- _Task material_:
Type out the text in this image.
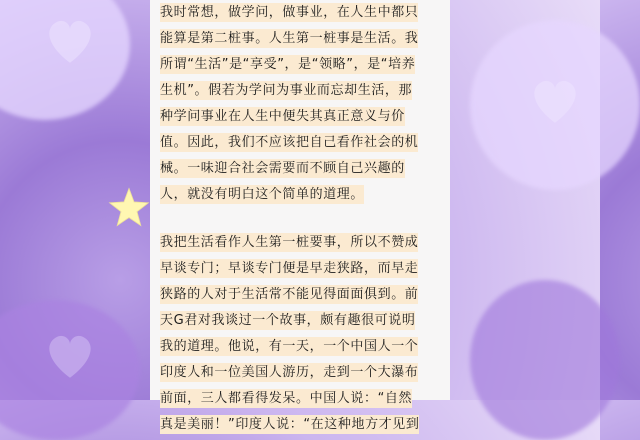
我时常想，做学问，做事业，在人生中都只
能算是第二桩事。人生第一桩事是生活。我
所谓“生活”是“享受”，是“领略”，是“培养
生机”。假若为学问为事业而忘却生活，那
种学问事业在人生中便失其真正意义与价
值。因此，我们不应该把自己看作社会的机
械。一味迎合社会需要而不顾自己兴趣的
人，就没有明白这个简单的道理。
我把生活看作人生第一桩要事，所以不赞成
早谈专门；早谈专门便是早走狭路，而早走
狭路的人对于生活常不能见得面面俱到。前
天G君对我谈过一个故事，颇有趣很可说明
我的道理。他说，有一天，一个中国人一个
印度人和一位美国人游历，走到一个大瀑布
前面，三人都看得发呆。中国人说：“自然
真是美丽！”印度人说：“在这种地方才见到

- _Written instruction_:
Reproduce the entries above word for word. Pictures stay out.

- _Response for this exercise_:
Type out the text in this image.
我时常想，做学问，做事业，在人生中都只
能算是第二桩事。人生第一桩事是生活。我
所谓“生活”是“享受”，是“领略”，是“培养
生机”。假若为学问为事业而忘却生活，那
种学问事业在人生中便失其真正意义与价
值。因此，我们不应该把自己看作社会的机
械。一味迎合社会需要而不顾自己兴趣的
人，就没有明白这个简单的道理。
我把生活看作人生第一桩要事，所以不赞成
早谈专门；早谈专门便是早走狭路，而早走
狭路的人对于生活常不能见得面面俱到。前
天G君对我谈过一个故事，颇有趣很可说明
我的道理。他说，有一天，一个中国人一个
印度人和一位美国人游历，走到一个大瀑布
前面，三人都看得发呆。中国人说：“自然
真是美丽！”印度人说：“在这种地方才见到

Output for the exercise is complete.